* [What the exercise asks]
Find all lines in the records that include the word "分析家公式网", and copy them out.

* [Extracted material]

----------

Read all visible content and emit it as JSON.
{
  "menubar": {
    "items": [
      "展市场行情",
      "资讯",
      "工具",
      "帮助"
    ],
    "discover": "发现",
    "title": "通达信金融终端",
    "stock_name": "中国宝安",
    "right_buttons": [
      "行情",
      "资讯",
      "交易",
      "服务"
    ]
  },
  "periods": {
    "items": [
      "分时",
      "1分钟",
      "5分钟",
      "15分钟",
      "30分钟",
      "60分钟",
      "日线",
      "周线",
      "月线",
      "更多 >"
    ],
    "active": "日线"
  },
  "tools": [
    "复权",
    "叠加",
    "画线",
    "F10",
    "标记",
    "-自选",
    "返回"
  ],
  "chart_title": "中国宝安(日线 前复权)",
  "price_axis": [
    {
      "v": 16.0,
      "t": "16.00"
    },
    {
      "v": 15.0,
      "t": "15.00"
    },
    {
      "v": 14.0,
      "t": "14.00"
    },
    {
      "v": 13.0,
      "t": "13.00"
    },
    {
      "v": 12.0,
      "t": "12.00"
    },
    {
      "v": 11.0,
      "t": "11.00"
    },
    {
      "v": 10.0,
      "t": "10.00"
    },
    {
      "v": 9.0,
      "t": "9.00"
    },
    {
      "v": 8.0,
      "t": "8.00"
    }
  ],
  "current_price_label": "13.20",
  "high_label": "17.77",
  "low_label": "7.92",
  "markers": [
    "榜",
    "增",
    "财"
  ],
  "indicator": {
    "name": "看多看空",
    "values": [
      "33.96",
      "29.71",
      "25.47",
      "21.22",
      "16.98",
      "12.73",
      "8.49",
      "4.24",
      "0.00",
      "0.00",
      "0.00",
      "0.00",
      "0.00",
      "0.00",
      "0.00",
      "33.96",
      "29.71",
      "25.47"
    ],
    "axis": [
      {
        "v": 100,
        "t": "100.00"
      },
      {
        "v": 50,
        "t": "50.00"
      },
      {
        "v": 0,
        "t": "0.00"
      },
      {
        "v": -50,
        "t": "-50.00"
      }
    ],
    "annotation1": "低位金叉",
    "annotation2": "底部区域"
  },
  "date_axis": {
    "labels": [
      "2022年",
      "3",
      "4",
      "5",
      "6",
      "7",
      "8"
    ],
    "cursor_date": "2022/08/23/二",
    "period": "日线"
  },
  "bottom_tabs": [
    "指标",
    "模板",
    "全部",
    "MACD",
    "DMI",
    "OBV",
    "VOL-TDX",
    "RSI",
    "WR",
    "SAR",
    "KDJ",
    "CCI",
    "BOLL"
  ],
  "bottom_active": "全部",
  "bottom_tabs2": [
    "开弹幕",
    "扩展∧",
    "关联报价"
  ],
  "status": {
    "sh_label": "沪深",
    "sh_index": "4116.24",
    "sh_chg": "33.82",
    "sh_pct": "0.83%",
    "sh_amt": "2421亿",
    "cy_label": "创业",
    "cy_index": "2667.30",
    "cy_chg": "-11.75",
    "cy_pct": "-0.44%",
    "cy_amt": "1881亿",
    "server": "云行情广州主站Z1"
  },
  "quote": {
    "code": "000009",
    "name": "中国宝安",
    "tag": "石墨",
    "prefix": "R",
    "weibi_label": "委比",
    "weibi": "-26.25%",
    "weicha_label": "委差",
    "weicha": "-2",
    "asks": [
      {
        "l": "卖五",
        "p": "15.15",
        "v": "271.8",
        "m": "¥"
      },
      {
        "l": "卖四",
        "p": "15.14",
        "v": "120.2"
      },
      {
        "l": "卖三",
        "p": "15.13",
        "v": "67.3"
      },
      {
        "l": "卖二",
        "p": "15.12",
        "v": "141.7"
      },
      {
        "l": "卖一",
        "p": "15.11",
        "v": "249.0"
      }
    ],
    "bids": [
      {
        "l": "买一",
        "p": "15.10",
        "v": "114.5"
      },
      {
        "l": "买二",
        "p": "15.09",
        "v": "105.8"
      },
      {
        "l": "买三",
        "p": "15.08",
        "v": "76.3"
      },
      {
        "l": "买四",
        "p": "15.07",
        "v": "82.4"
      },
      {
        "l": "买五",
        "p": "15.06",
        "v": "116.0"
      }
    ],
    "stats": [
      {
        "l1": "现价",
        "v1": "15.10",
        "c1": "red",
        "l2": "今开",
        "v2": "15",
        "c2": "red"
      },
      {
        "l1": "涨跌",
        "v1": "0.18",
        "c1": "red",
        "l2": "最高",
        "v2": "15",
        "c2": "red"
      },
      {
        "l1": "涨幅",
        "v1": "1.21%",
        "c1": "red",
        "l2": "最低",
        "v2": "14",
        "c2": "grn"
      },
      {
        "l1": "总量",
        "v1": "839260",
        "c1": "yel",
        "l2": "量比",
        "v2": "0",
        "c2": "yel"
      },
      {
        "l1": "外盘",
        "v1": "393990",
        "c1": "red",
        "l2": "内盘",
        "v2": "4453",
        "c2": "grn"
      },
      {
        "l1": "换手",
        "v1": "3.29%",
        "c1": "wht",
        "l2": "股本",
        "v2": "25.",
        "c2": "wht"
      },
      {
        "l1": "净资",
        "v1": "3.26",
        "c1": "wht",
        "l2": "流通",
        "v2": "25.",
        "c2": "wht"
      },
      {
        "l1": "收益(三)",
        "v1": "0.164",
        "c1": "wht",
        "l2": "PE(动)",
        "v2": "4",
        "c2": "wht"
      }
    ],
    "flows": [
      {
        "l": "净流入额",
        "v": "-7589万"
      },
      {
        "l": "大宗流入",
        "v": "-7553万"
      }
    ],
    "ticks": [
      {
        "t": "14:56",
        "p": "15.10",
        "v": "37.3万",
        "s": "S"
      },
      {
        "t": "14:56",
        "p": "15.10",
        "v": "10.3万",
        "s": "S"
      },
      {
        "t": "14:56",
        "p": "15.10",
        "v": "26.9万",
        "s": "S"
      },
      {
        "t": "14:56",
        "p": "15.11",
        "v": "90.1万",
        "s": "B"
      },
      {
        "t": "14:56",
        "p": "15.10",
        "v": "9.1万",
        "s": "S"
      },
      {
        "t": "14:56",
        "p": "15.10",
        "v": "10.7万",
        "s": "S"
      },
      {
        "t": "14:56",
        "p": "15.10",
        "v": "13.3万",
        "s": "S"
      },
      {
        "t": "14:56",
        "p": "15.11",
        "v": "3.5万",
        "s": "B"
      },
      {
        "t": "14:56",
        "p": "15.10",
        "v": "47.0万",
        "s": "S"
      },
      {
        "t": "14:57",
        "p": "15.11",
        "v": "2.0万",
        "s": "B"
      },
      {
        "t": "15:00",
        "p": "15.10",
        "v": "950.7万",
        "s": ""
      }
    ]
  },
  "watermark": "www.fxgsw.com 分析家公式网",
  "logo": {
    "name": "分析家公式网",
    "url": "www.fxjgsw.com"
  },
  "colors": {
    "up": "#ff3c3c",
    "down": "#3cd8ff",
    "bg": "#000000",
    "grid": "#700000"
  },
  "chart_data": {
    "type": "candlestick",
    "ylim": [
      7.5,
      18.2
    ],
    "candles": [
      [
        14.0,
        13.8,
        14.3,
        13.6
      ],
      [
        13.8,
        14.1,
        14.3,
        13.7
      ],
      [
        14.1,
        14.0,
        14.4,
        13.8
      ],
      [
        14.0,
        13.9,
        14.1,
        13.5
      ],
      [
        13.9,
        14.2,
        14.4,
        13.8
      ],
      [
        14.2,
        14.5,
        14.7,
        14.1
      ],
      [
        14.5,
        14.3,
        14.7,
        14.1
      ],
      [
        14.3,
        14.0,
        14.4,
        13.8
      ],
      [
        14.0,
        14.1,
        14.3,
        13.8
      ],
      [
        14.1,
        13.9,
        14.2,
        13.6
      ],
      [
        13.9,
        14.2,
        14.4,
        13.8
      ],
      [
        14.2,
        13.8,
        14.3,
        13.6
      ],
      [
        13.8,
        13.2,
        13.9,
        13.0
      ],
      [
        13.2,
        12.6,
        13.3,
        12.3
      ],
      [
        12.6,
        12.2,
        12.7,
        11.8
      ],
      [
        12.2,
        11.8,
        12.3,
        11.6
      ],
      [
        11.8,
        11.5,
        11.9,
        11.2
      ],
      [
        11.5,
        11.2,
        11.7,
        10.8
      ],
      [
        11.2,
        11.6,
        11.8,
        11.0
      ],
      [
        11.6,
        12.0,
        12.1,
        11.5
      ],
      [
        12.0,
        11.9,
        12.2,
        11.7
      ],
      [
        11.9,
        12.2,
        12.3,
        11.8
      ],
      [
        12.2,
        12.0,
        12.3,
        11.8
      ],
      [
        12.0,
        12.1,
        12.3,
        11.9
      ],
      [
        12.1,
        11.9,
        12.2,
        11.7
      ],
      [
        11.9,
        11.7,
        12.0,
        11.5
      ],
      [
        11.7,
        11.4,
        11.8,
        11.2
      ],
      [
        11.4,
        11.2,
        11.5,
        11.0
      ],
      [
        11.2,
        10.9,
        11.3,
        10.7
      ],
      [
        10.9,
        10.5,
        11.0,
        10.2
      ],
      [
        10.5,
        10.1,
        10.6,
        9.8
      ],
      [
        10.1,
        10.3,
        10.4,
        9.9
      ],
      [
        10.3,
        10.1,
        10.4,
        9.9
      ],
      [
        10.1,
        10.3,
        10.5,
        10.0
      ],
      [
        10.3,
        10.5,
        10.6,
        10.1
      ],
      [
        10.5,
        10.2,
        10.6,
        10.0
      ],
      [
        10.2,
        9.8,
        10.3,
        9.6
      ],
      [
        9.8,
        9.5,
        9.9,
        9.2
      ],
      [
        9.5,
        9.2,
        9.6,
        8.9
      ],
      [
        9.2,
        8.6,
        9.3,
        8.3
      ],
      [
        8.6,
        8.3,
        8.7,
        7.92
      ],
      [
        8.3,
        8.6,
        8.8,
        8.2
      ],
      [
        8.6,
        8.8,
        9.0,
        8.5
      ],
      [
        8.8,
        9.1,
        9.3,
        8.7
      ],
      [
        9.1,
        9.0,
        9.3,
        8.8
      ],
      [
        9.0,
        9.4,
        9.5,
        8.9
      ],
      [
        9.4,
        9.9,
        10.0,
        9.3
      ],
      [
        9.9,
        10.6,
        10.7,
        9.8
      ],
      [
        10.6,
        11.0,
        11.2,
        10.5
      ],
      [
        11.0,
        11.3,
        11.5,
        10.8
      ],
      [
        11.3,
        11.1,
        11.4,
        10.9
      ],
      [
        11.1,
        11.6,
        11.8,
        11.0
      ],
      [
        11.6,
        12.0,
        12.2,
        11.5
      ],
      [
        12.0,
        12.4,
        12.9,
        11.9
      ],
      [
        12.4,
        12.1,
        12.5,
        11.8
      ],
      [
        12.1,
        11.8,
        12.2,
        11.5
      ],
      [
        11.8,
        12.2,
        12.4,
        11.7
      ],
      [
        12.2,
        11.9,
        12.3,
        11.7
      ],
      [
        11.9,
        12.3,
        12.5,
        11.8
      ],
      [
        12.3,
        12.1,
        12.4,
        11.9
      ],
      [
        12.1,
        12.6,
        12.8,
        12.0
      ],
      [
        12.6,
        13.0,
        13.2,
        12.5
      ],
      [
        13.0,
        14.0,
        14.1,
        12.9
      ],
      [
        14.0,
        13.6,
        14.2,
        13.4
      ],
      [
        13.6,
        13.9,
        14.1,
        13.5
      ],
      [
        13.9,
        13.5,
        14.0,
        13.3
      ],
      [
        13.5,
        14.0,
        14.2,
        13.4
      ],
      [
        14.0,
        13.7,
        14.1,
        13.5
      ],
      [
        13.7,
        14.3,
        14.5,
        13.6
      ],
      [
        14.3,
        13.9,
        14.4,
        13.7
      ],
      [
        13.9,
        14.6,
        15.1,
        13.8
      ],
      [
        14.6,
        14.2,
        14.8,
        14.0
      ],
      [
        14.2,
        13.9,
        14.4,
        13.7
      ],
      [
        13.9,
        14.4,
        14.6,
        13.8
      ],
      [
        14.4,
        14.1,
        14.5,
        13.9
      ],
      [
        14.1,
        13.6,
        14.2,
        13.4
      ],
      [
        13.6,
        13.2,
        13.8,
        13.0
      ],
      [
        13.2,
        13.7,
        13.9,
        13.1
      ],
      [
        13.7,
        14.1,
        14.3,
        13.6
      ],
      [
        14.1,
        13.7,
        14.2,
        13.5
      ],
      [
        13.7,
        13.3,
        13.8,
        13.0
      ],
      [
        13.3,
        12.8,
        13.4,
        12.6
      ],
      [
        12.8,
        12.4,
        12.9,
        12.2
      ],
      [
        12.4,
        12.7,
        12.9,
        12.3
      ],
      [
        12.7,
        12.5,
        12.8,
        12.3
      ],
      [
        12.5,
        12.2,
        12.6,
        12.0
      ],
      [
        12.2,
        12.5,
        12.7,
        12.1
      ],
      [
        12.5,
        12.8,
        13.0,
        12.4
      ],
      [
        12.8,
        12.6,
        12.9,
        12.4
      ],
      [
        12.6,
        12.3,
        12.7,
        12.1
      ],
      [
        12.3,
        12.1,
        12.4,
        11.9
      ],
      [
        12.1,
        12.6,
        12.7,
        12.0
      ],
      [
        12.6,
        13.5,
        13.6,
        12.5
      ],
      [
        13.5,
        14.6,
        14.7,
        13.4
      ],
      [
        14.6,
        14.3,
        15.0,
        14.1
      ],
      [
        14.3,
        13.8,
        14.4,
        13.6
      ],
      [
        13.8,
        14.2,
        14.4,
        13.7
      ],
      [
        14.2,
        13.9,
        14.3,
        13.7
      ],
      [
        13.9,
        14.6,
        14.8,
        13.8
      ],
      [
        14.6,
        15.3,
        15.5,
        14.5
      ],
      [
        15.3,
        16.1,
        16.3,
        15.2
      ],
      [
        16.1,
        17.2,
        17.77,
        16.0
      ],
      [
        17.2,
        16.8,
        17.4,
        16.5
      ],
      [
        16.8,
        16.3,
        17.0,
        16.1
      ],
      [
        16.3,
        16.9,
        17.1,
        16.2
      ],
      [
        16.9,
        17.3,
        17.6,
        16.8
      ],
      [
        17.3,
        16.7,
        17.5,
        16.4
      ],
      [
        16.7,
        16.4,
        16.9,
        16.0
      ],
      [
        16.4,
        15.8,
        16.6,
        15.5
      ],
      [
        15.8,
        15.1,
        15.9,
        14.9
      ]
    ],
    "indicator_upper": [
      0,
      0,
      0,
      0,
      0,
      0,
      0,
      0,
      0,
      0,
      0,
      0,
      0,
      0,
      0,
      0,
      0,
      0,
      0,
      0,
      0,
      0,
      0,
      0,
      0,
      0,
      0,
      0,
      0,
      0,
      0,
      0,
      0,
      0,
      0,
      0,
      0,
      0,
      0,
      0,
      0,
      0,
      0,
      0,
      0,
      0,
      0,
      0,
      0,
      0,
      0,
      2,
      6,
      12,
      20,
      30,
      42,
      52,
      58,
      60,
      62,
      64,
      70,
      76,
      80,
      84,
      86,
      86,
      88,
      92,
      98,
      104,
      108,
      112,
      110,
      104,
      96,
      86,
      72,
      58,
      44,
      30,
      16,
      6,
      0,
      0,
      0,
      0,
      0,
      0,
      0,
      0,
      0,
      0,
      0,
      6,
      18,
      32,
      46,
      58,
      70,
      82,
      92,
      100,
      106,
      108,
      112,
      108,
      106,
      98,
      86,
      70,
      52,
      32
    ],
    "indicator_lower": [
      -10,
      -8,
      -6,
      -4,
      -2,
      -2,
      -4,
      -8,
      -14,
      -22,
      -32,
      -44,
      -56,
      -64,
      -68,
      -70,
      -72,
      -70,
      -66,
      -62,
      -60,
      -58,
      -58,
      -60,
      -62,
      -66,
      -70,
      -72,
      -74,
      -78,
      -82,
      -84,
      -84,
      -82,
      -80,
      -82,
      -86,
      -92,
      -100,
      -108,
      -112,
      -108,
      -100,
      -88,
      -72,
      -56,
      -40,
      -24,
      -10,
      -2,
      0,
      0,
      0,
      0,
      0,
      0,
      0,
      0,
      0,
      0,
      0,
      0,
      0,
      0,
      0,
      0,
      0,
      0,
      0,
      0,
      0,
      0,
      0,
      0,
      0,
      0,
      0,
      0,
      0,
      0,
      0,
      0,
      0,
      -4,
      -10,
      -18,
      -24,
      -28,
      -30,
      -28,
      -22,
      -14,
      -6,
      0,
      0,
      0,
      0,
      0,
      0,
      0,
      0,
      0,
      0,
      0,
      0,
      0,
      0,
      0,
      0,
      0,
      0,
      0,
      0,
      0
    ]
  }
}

----------

* [Answer to this problem]
  "watermark": "www.fxgsw.com 分析家公式网",
    "name": "分析家公式网",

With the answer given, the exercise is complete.